Extract each line holding the word "έναρξη" from the entries.

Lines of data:
[Begin]
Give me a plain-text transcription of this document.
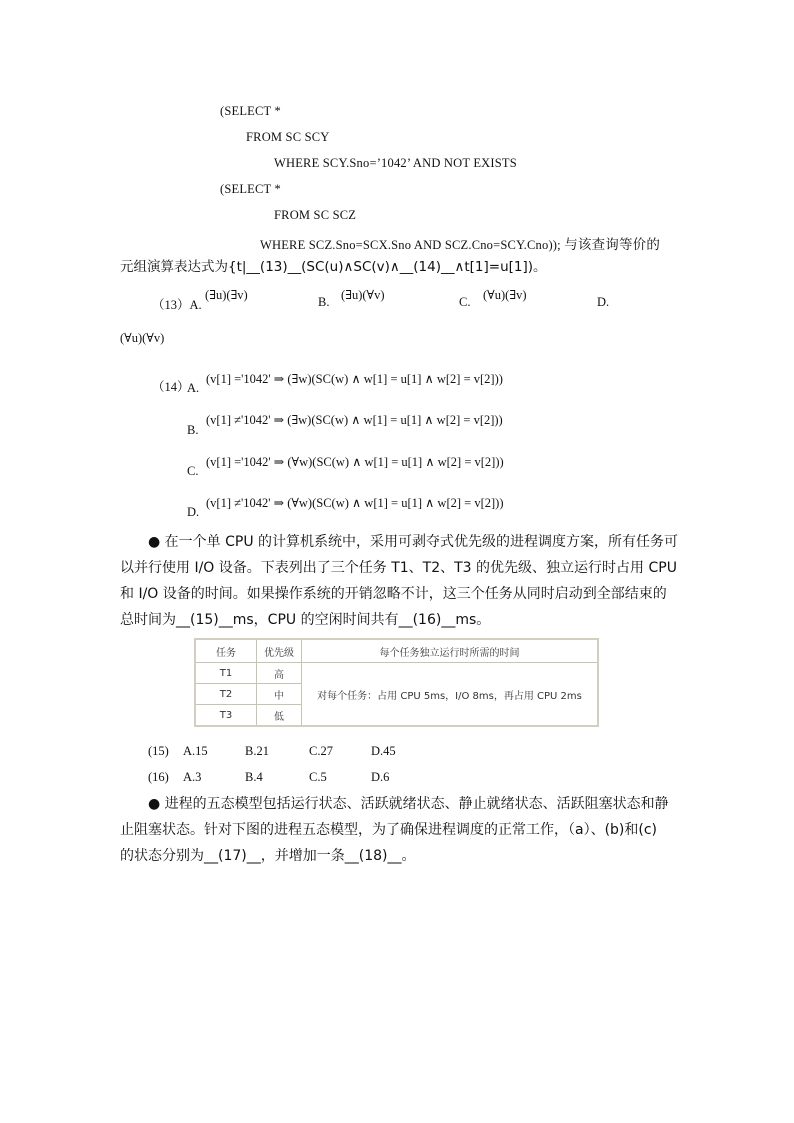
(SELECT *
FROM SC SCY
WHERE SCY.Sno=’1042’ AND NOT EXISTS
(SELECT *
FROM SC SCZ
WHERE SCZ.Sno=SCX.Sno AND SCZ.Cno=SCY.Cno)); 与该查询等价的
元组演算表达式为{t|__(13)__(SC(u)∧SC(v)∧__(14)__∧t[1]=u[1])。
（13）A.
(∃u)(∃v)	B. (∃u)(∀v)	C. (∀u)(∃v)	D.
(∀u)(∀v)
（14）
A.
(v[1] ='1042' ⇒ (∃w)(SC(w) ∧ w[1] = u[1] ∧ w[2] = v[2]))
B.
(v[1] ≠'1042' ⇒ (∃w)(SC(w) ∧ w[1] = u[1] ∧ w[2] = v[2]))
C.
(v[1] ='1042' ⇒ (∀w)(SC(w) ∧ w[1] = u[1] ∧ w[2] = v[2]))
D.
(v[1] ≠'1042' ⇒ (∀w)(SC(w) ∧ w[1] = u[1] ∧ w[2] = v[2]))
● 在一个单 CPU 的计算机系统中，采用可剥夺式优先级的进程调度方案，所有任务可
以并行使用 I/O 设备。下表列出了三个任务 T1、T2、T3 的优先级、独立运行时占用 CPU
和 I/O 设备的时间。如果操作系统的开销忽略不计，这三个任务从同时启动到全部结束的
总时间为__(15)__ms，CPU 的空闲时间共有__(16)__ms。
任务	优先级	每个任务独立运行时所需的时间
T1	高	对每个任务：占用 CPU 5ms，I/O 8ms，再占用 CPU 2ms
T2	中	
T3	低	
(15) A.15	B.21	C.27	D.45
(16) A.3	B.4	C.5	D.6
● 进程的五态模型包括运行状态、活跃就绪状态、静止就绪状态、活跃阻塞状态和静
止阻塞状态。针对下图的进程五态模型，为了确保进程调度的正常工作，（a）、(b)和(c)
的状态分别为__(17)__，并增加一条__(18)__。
[End]
[Begin]
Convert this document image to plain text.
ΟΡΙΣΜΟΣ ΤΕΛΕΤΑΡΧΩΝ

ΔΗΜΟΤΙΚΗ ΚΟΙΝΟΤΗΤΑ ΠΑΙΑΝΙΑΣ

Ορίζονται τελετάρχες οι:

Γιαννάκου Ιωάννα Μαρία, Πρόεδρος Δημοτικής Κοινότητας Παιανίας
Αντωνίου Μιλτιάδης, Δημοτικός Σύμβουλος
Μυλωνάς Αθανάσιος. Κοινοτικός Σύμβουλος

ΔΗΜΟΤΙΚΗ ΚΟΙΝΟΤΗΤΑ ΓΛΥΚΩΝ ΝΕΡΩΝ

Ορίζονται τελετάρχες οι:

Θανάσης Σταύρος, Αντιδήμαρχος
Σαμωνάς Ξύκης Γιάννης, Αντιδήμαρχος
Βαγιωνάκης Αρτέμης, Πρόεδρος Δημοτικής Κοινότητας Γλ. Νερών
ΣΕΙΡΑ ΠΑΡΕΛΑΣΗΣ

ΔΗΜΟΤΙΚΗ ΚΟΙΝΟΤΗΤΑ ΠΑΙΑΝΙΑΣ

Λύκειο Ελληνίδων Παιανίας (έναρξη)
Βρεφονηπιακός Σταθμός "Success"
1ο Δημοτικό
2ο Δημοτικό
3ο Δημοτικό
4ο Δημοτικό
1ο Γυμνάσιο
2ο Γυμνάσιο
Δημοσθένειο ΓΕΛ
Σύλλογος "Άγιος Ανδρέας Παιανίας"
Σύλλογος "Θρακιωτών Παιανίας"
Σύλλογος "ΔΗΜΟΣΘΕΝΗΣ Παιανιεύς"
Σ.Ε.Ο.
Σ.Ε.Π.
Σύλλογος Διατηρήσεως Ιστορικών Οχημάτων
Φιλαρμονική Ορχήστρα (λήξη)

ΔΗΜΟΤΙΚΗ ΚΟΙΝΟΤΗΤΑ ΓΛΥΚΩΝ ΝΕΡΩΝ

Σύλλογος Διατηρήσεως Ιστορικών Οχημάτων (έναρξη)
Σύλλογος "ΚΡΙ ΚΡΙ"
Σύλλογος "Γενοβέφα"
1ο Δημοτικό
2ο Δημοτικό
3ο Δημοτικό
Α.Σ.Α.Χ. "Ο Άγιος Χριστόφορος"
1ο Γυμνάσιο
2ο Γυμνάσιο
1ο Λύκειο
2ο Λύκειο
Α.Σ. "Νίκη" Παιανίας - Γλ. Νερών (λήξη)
[End]
• [FULL ANSWER]:
Λύκειο Ελληνίδων Παιανίας (έναρξη)
Σύλλογος Διατηρήσεως Ιστορικών Οχημάτων (έναρξη)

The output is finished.